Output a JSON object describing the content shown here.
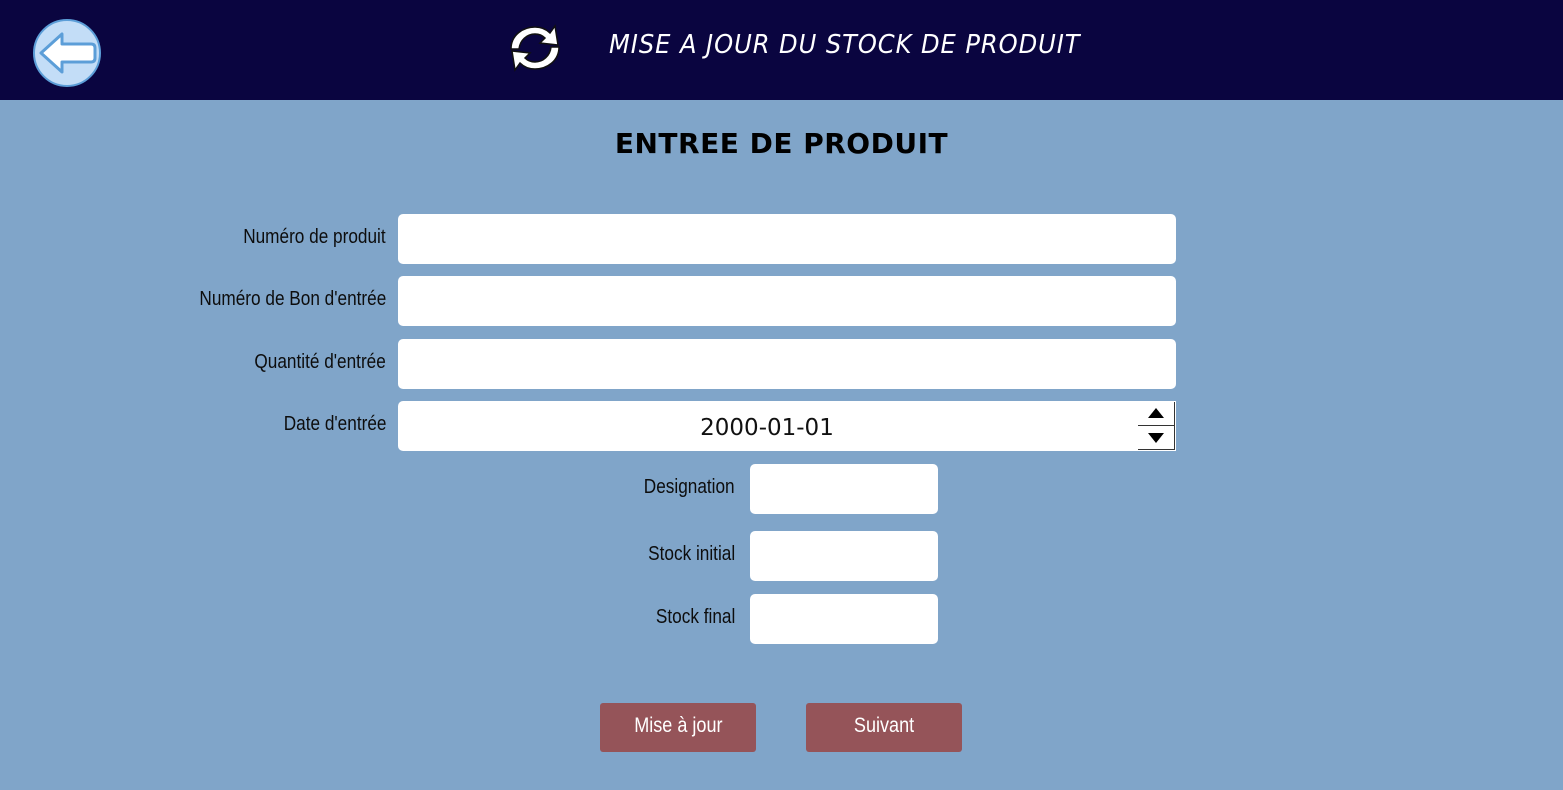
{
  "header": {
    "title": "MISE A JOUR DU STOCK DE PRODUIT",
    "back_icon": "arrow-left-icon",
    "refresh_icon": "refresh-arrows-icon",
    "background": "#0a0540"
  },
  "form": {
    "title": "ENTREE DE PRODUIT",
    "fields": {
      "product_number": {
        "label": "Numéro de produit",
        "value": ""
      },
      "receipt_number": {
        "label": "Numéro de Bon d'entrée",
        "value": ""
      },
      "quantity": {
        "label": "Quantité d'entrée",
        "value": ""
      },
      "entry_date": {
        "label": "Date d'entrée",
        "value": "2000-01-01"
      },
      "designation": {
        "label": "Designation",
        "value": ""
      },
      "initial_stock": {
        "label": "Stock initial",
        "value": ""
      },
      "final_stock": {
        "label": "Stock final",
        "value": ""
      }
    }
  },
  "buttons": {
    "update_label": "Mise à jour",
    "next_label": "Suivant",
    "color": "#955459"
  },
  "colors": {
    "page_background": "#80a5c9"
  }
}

◆ Objective ◆
Repeat the data exactly in full, omitting its pictures.

◆ Full solution ◆
Output a JSON object describing the content shown here.
{
  "header": {
    "title": "MISE A JOUR DU STOCK DE PRODUIT",
    "back_icon": "arrow-left-icon",
    "refresh_icon": "refresh-arrows-icon",
    "background": "#0a0540"
  },
  "form": {
    "title": "ENTREE DE PRODUIT",
    "fields": {
      "product_number": {
        "label": "Numéro de produit",
        "value": ""
      },
      "receipt_number": {
        "label": "Numéro de Bon d'entrée",
        "value": ""
      },
      "quantity": {
        "label": "Quantité d'entrée",
        "value": ""
      },
      "entry_date": {
        "label": "Date d'entrée",
        "value": "2000-01-01"
      },
      "designation": {
        "label": "Designation",
        "value": ""
      },
      "initial_stock": {
        "label": "Stock initial",
        "value": ""
      },
      "final_stock": {
        "label": "Stock final",
        "value": ""
      }
    }
  },
  "buttons": {
    "update_label": "Mise à jour",
    "next_label": "Suivant",
    "color": "#955459"
  },
  "colors": {
    "page_background": "#80a5c9"
  }
}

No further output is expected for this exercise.